From the records, pick out and copy each line containing "name".

____

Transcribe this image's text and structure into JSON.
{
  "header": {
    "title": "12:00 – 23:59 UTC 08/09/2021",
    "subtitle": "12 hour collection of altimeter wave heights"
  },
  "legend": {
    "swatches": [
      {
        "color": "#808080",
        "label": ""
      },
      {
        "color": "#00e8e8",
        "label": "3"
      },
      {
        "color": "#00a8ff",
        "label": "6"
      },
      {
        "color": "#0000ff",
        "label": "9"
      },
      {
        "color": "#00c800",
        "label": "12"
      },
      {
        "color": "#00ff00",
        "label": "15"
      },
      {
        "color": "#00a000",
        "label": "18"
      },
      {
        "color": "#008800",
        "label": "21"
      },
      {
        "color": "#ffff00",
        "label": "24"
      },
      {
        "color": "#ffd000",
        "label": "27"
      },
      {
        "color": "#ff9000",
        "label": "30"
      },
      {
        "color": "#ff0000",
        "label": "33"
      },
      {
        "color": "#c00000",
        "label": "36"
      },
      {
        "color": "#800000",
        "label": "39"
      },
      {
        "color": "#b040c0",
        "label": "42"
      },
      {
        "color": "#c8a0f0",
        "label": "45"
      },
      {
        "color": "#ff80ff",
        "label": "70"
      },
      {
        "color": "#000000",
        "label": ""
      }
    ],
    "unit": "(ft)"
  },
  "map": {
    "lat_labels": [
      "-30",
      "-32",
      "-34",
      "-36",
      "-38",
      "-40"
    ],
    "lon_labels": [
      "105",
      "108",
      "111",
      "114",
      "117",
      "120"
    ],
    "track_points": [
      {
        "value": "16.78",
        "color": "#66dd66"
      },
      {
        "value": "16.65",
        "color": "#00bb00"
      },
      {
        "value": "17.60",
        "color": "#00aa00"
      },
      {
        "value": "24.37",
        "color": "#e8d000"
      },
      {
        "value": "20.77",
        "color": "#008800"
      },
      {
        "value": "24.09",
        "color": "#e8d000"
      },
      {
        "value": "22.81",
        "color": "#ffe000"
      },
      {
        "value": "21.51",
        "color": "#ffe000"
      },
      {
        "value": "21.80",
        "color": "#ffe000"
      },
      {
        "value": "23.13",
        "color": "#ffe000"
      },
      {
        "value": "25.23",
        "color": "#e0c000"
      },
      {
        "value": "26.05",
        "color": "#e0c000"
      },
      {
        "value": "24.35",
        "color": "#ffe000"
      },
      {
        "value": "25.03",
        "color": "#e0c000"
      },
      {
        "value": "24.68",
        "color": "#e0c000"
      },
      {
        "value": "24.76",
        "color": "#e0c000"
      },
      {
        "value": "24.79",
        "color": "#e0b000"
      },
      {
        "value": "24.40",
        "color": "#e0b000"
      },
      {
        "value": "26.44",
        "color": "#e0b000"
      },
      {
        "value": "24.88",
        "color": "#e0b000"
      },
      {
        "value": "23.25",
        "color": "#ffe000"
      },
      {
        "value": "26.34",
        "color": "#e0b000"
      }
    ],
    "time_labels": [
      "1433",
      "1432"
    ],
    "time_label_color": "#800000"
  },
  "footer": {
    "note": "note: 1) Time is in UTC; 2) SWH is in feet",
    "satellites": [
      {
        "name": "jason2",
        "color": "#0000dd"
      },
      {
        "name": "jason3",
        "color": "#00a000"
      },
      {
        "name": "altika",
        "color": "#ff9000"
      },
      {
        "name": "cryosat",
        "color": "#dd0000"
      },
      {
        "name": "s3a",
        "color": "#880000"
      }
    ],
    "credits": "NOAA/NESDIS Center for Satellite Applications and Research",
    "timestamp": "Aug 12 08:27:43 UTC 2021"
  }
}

____

■ Written reply ■
        "name": "jason2",
        "name": "jason3",
        "name": "altika",
        "name": "cryosat",
        "name": "s3a",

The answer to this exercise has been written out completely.